Task description: In the records below, pick out all lines containing the word "Ctrl".

## BEGIN

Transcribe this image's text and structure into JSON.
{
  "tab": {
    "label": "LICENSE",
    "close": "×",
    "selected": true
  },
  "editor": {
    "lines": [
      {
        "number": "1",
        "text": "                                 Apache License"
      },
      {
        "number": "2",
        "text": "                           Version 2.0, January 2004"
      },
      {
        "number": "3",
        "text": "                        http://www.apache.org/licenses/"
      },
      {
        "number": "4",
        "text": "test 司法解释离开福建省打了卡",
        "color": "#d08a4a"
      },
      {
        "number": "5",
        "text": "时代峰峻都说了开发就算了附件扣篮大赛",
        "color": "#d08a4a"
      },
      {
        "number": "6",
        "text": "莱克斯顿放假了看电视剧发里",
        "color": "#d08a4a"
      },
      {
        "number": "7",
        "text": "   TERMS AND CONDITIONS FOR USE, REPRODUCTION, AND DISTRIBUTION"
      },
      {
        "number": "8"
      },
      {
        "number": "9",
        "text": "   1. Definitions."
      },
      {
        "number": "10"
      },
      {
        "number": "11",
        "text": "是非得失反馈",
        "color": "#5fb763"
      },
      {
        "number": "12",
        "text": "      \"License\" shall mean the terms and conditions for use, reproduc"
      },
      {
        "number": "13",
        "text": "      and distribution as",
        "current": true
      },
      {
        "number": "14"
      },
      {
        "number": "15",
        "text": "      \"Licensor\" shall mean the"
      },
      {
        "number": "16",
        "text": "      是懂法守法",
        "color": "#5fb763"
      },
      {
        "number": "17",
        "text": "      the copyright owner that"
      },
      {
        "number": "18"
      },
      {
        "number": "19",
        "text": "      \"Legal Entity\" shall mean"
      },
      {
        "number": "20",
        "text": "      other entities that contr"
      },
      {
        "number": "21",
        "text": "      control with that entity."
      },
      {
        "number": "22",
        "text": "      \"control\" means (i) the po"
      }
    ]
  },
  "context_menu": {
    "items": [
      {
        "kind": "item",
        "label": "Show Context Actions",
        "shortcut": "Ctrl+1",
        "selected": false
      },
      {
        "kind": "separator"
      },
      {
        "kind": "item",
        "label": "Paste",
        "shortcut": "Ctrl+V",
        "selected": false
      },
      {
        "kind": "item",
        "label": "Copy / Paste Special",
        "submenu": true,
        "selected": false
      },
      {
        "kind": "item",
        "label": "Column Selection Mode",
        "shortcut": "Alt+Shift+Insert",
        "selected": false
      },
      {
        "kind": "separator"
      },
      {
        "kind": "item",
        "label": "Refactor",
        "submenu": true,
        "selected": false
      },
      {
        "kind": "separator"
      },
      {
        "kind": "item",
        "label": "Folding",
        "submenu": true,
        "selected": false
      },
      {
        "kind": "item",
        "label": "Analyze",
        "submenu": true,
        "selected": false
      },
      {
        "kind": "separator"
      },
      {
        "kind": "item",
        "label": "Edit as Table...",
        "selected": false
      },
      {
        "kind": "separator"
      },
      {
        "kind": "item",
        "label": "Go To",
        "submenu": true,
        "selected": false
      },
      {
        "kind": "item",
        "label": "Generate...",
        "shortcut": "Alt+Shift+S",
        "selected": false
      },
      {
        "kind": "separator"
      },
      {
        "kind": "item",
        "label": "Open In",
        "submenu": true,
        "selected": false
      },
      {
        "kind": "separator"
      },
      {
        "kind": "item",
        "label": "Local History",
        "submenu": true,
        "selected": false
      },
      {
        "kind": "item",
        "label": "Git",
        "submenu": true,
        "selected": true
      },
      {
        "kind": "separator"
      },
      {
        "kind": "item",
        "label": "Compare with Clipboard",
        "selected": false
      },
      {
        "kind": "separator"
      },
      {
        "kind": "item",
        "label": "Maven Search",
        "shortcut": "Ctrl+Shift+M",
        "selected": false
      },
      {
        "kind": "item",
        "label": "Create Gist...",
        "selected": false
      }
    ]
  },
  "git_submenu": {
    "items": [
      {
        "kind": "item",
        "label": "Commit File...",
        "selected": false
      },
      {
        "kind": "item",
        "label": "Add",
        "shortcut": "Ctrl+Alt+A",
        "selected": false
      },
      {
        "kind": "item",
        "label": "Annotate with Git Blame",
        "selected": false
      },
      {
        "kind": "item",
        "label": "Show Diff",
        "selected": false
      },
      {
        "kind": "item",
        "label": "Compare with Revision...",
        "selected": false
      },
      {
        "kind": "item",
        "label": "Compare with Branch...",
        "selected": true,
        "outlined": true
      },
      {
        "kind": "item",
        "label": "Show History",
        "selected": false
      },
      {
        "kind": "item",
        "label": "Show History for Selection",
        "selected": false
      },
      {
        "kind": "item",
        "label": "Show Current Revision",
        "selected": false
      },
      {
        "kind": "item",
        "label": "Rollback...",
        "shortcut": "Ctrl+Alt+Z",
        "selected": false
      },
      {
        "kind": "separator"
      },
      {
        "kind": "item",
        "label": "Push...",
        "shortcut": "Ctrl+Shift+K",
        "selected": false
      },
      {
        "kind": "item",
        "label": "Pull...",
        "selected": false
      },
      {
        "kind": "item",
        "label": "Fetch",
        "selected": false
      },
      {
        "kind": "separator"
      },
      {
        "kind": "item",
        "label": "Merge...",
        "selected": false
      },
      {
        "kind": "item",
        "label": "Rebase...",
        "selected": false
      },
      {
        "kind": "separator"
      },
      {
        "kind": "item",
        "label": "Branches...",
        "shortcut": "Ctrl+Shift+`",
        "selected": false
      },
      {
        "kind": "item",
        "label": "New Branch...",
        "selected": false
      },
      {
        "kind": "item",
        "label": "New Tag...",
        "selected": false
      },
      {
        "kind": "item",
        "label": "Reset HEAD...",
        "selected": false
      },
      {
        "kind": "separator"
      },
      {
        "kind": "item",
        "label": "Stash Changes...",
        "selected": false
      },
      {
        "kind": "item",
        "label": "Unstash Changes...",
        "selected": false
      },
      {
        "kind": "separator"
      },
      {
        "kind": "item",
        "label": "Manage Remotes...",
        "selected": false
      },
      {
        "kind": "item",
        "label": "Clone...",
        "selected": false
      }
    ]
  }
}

## END

In response:
        "shortcut": "Ctrl+1",
        "shortcut": "Ctrl+V",
        "shortcut": "Ctrl+Shift+M",
        "shortcut": "Ctrl+Alt+A",
        "shortcut": "Ctrl+Alt+Z",
        "shortcut": "Ctrl+Shift+K",
        "shortcut": "Ctrl+Shift+`",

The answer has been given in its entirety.